**Task to carry out**
Output the data word for word, dropping every image.

"""

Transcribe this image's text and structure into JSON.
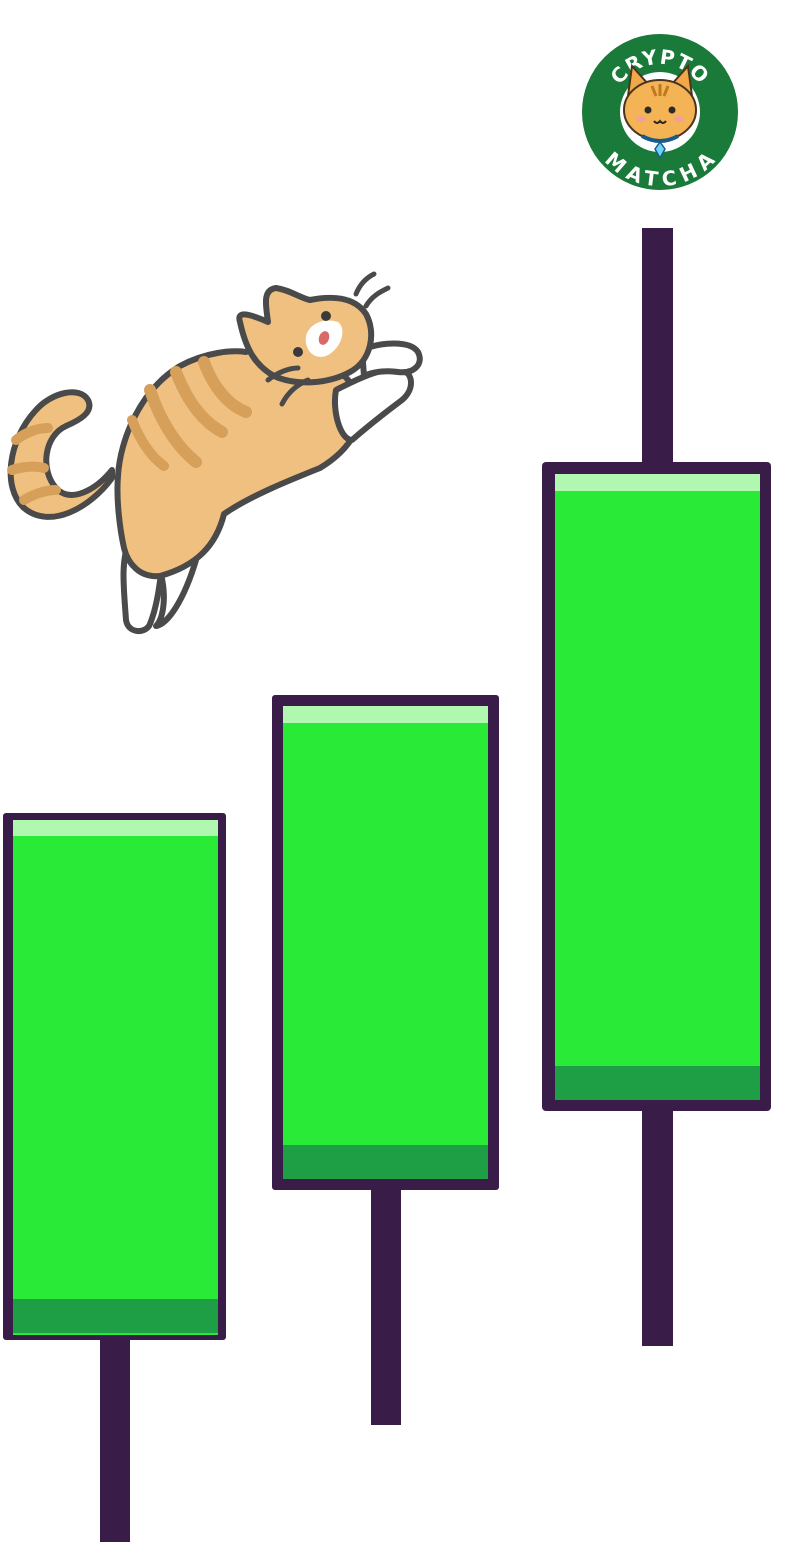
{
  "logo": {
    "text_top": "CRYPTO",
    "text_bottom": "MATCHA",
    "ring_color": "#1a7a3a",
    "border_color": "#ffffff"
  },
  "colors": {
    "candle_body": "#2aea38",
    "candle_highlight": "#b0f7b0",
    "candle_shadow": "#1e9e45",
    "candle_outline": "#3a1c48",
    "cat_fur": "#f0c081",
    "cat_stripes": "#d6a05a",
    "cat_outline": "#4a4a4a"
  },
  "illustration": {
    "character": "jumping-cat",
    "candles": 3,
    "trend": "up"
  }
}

"""

**Solution to this task**
Transcribe this image's text and structure into JSON.
{
  "logo": {
    "text_top": "CRYPTO",
    "text_bottom": "MATCHA",
    "ring_color": "#1a7a3a",
    "border_color": "#ffffff"
  },
  "colors": {
    "candle_body": "#2aea38",
    "candle_highlight": "#b0f7b0",
    "candle_shadow": "#1e9e45",
    "candle_outline": "#3a1c48",
    "cat_fur": "#f0c081",
    "cat_stripes": "#d6a05a",
    "cat_outline": "#4a4a4a"
  },
  "illustration": {
    "character": "jumping-cat",
    "candles": 3,
    "trend": "up"
  }
}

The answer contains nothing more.